§ EXERCISE OBJECTIVE
Transcribe each line of the material as it is, and drop any picture.

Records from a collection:
##############################
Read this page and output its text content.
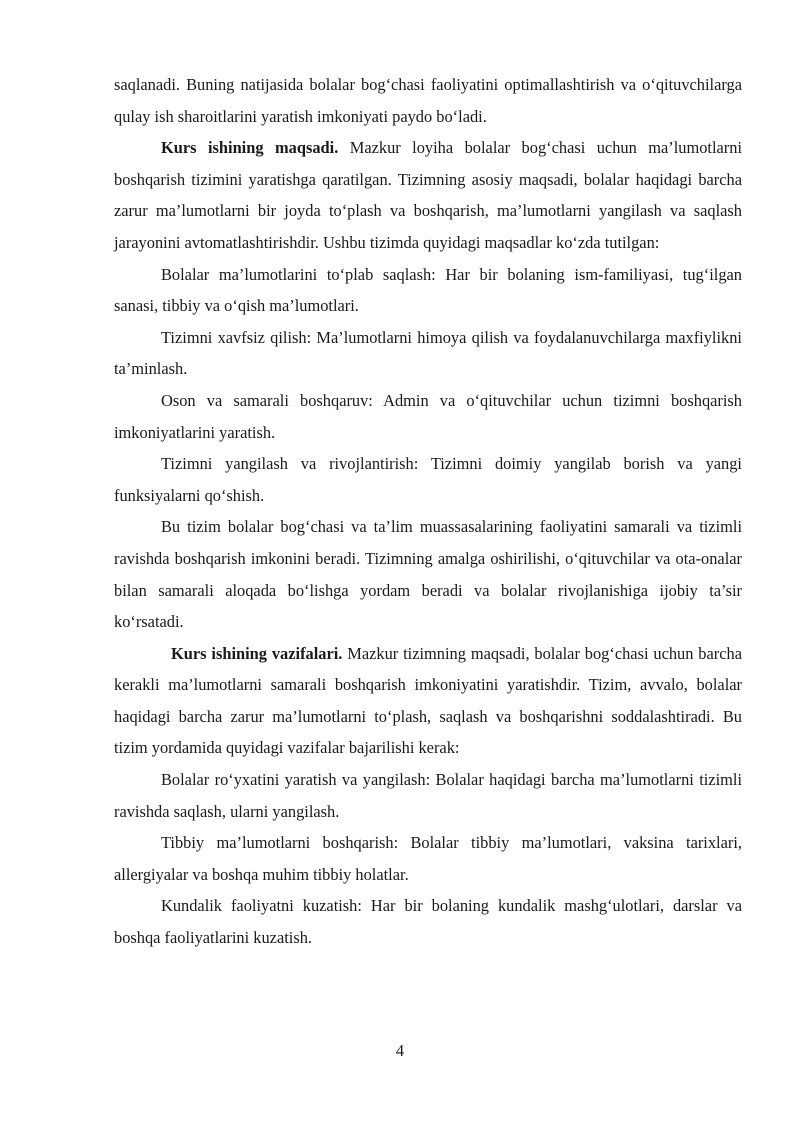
saqlanadi. Buning natijasida bolalar bog‘chasi faoliyatini optimallashtirish va o‘qituvchilarga qulay ish sharoitlarini yaratish imkoniyati paydo bo‘ladi.

Kurs ishining maqsadi. Mazkur loyiha bolalar bog‘chasi uchun ma’lumotlarni boshqarish tizimini yaratishga qaratilgan. Tizimning asosiy maqsadi, bolalar haqidagi barcha zarur ma’lumotlarni bir joyda to‘plash va boshqarish, ma’lumotlarni yangilash va saqlash jarayonini avtomatlashtirishdir. Ushbu tizimda quyidagi maqsadlar ko‘zda tutilgan:

Bolalar ma’lumotlarini to‘plab saqlash: Har bir bolaning ism-familiyasi, tug‘ilgan sanasi, tibbiy va o‘qish ma’lumotlari.

Tizimni xavfsiz qilish: Ma’lumotlarni himoya qilish va foydalanuvchilarga maxfiylikni ta’minlash.

Oson va samarali boshqaruv: Admin va o‘qituvchilar uchun tizimni boshqarish imkoniyatlarini yaratish.

Tizimni yangilash va rivojlantirish: Tizimni doimiy yangilab borish va yangi funksiyalarni qo‘shish.

Bu tizim bolalar bog‘chasi va ta’lim muassasalarining faoliyatini samarali va tizimli ravishda boshqarish imkonini beradi. Tizimning amalga oshirilishi, o‘qituvchilar va ota-onalar bilan samarali aloqada bo‘lishga yordam beradi va bolalar rivojlanishiga ijobiy ta’sir ko‘rsatadi.

Kurs ishining vazifalari. Mazkur tizimning maqsadi, bolalar bog‘chasi uchun barcha kerakli ma’lumotlarni samarali boshqarish imkoniyatini yaratishdir. Tizim, avvalo, bolalar haqidagi barcha zarur ma’lumotlarni to‘plash, saqlash va boshqarishni soddalashtiradi. Bu tizim yordamida quyidagi vazifalar bajarilishi kerak:

Bolalar ro‘yxatini yaratish va yangilash: Bolalar haqidagi barcha ma’lumotlarni tizimli ravishda saqlash, ularni yangilash.

Tibbiy ma’lumotlarni boshqarish: Bolalar tibbiy ma’lumotlari, vaksina tarixlari, allergiyalar va boshqa muhim tibbiy holatlar.

Kundalik faoliyatni kuzatish: Har bir bolaning kundalik mashg‘ulotlari, darslar va boshqa faoliyatlarini kuzatish.

4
##############################
§ ANSWER IN FULL
Read this page and output its text content.
saqlanadi. Buning natijasida bolalar bog‘chasi faoliyatini optimallashtirish va o‘qituvchilarga qulay ish sharoitlarini yaratish imkoniyati paydo bo‘ladi.

Kurs ishining maqsadi. Mazkur loyiha bolalar bog‘chasi uchun ma’lumotlarni boshqarish tizimini yaratishga qaratilgan. Tizimning asosiy maqsadi, bolalar haqidagi barcha zarur ma’lumotlarni bir joyda to‘plash va boshqarish, ma’lumotlarni yangilash va saqlash jarayonini avtomatlashtirishdir. Ushbu tizimda quyidagi maqsadlar ko‘zda tutilgan:

Bolalar ma’lumotlarini to‘plab saqlash: Har bir bolaning ism-familiyasi, tug‘ilgan sanasi, tibbiy va o‘qish ma’lumotlari.

Tizimni xavfsiz qilish: Ma’lumotlarni himoya qilish va foydalanuvchilarga maxfiylikni ta’minlash.

Oson va samarali boshqaruv: Admin va o‘qituvchilar uchun tizimni boshqarish imkoniyatlarini yaratish.

Tizimni yangilash va rivojlantirish: Tizimni doimiy yangilab borish va yangi funksiyalarni qo‘shish.

Bu tizim bolalar bog‘chasi va ta’lim muassasalarining faoliyatini samarali va tizimli ravishda boshqarish imkonini beradi. Tizimning amalga oshirilishi, o‘qituvchilar va ota-onalar bilan samarali aloqada bo‘lishga yordam beradi va bolalar rivojlanishiga ijobiy ta’sir ko‘rsatadi.

Kurs ishining vazifalari. Mazkur tizimning maqsadi, bolalar bog‘chasi uchun barcha kerakli ma’lumotlarni samarali boshqarish imkoniyatini yaratishdir. Tizim, avvalo, bolalar haqidagi barcha zarur ma’lumotlarni to‘plash, saqlash va boshqarishni soddalashtiradi. Bu tizim yordamida quyidagi vazifalar bajarilishi kerak:

Bolalar ro‘yxatini yaratish va yangilash: Bolalar haqidagi barcha ma’lumotlarni tizimli ravishda saqlash, ularni yangilash.

Tibbiy ma’lumotlarni boshqarish: Bolalar tibbiy ma’lumotlari, vaksina tarixlari, allergiyalar va boshqa muhim tibbiy holatlar.

Kundalik faoliyatni kuzatish: Har bir bolaning kundalik mashg‘ulotlari, darslar va boshqa faoliyatlarini kuzatish.

4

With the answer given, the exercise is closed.